> What to produce:
Across the data below, how many lines have the word "about" in them? Give the number and nothing else.

[Page text entries]
↓↓↓

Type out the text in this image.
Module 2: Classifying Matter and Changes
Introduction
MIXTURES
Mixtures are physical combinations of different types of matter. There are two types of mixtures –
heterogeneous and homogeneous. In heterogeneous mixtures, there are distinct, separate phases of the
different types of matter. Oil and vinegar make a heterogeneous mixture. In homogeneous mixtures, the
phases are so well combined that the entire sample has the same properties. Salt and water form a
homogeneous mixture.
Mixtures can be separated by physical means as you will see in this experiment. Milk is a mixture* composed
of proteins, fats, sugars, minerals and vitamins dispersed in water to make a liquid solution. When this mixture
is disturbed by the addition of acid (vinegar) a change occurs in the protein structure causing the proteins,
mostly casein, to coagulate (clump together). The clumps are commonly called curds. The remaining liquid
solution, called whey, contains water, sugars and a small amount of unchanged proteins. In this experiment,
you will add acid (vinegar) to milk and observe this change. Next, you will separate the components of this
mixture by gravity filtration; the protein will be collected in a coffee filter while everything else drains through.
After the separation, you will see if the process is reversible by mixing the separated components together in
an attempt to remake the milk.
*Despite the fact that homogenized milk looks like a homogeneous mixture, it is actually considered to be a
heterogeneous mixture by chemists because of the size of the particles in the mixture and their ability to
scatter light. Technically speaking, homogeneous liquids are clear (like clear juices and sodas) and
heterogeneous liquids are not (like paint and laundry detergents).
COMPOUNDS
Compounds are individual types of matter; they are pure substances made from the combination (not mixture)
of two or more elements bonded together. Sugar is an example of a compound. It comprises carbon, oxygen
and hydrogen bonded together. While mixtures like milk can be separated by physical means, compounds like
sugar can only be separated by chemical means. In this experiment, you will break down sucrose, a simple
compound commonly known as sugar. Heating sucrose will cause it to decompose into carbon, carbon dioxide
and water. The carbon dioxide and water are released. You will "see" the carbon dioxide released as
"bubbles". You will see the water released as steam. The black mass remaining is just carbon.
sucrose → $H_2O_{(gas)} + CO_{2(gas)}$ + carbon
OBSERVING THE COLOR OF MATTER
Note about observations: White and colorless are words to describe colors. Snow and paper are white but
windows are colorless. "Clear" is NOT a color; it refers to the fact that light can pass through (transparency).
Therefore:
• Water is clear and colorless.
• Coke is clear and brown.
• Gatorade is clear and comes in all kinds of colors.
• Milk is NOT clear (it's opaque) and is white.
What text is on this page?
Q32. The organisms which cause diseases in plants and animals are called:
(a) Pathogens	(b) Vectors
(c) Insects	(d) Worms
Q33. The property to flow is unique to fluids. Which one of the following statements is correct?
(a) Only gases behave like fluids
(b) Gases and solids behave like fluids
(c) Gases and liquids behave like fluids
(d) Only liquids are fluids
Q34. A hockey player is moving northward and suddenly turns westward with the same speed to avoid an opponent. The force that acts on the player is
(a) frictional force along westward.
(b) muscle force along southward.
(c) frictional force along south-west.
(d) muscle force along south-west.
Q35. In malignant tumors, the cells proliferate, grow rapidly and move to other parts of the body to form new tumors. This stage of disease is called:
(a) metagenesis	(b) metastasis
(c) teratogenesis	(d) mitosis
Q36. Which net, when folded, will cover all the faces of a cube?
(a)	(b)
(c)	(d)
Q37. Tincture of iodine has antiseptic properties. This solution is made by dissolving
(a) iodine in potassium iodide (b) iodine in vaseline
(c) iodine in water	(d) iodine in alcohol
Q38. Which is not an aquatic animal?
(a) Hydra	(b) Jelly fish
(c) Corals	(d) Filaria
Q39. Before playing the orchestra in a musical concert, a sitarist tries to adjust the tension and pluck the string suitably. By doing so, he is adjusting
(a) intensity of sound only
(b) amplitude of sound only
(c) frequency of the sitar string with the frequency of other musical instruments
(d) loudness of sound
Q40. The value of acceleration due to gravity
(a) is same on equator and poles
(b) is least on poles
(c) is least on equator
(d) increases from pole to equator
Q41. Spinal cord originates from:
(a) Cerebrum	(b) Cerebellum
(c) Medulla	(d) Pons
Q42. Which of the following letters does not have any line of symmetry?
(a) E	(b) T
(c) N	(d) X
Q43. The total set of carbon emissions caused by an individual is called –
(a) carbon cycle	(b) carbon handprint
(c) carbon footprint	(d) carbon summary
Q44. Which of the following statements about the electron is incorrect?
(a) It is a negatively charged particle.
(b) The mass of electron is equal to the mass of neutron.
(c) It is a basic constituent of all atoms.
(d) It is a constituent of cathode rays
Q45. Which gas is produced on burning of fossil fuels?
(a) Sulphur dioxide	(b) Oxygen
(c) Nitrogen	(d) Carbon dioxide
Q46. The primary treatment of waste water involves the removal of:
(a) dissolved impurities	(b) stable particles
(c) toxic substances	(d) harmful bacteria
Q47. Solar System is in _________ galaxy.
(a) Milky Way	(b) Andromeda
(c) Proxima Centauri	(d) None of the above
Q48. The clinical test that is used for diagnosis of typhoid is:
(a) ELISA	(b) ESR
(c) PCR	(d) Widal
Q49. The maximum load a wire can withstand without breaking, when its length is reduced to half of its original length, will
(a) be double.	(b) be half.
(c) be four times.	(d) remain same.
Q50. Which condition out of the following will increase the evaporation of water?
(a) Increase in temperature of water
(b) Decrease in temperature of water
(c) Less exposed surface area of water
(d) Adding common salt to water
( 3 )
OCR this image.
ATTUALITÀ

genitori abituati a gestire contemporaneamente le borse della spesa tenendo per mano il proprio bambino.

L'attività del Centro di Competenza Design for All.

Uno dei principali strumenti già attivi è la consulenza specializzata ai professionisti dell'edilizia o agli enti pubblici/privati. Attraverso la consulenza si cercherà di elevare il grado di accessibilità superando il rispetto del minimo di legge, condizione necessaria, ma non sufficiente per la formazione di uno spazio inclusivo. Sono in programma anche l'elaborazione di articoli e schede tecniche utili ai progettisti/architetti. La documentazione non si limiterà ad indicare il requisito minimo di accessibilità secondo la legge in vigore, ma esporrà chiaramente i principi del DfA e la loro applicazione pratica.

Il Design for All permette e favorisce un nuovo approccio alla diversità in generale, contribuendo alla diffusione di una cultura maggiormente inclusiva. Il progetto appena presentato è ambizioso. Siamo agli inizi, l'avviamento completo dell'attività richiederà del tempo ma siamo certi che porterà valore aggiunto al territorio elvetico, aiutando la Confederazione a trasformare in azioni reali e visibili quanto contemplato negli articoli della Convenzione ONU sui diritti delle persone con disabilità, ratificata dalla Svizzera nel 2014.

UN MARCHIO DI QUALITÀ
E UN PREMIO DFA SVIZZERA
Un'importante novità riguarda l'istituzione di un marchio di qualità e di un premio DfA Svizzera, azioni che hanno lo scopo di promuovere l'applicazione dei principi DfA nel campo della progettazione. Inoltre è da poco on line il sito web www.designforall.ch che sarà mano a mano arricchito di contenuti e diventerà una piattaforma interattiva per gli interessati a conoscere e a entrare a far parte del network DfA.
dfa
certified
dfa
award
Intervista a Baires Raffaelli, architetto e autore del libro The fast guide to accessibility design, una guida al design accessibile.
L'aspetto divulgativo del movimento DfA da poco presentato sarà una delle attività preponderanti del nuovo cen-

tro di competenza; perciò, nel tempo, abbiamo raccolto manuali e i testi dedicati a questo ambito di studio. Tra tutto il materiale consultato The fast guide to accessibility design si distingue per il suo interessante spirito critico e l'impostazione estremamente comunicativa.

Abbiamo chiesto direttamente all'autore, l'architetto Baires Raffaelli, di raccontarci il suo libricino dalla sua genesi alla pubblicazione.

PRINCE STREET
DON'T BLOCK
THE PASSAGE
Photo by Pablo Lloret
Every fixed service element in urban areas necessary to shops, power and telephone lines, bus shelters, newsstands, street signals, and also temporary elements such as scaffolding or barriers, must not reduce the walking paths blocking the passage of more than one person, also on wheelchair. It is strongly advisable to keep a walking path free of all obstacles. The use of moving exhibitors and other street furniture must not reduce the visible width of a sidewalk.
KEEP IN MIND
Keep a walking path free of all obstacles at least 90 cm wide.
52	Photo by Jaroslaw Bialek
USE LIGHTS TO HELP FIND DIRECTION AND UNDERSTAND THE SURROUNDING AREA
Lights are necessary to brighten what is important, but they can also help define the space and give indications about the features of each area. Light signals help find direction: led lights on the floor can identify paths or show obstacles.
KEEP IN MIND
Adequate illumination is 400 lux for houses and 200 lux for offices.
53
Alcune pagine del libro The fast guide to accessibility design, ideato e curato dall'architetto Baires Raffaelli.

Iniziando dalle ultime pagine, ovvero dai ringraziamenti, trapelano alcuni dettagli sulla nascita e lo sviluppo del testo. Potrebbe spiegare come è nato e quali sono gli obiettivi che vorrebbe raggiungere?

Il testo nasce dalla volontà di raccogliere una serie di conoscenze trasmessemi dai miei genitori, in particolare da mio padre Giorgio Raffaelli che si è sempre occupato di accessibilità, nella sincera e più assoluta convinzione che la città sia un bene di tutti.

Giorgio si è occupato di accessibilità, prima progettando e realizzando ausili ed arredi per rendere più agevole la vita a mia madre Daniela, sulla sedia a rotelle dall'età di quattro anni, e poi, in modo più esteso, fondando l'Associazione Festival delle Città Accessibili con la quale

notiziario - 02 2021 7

↑↑↑

> Answer area:
3